THE DATA —
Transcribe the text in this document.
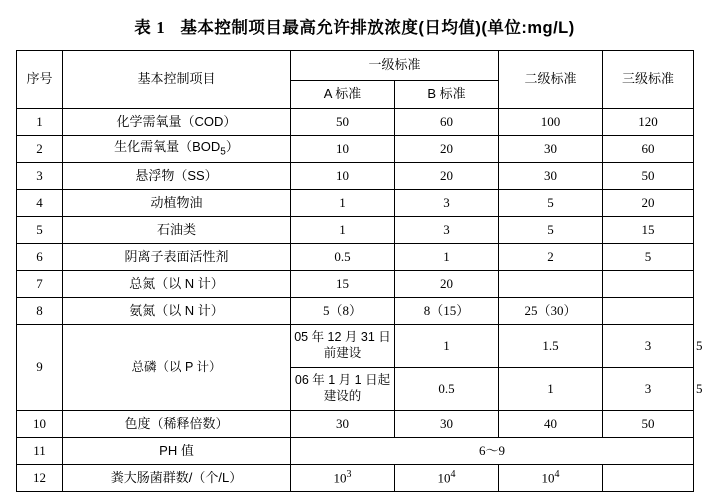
表 1 基本控制项目最高允许排放浓度(日均值)(单位:mg/L)
序号	基本控制项目	一级标准		二级标准	三级标准	
		A 标准	B 标准			
1	化学需氧量（COD）	50	60	100	120	
2	生化需氧量$(BOD_5)$	10	20	30	60	
3	悬浮物（SS）	10	20	30	50	
4	动植物油	1	3	5	20	
5	石油类	1	3	5	15	
6	阴离子表面活性剂	0.5	1	2	5	
7	总氮（以 N 计）	15	20			
8	氨氮（以 N 计）	5（8）	8（15）	25（30）		
9	总磷（以 P 计）	05 年 12 月 31 日前建设	1	1.5	3	5
		06 年 1 月 1 日起建设的	0.5	1	3	5
10	色度（稀释倍数）	30	30	40	50	
11	PH 值	6～9				
12	粪大肠菌群数/（个/L）	$10^3$	$10^4$	$10^4$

AIM OF THE EXERCISE — Repeat the records above exactly, omitting every picture.

WRITTEN RESPONSE —
Transcribe the text in this document.
表 1 基本控制项目最高允许排放浓度(日均值)(单位:mg/L)
序号	基本控制项目	一级标准		二级标准	三级标准	
		A 标准	B 标准			
1	化学需氧量（COD）	50	60	100	120	
2	生化需氧量$(BOD_5)$	10	20	30	60	
3	悬浮物（SS）	10	20	30	50	
4	动植物油	1	3	5	20	
5	石油类	1	3	5	15	
6	阴离子表面活性剂	0.5	1	2	5	
7	总氮（以 N 计）	15	20			
8	氨氮（以 N 计）	5（8）	8（15）	25（30）		
9	总磷（以 P 计）	05 年 12 月 31 日前建设	1	1.5	3	5
		06 年 1 月 1 日起建设的	0.5	1	3	5
10	色度（稀释倍数）	30	30	40	50	
11	PH 值	6～9				
12	粪大肠菌群数/（个/L）	$10^3$	$10^4$	$10^4$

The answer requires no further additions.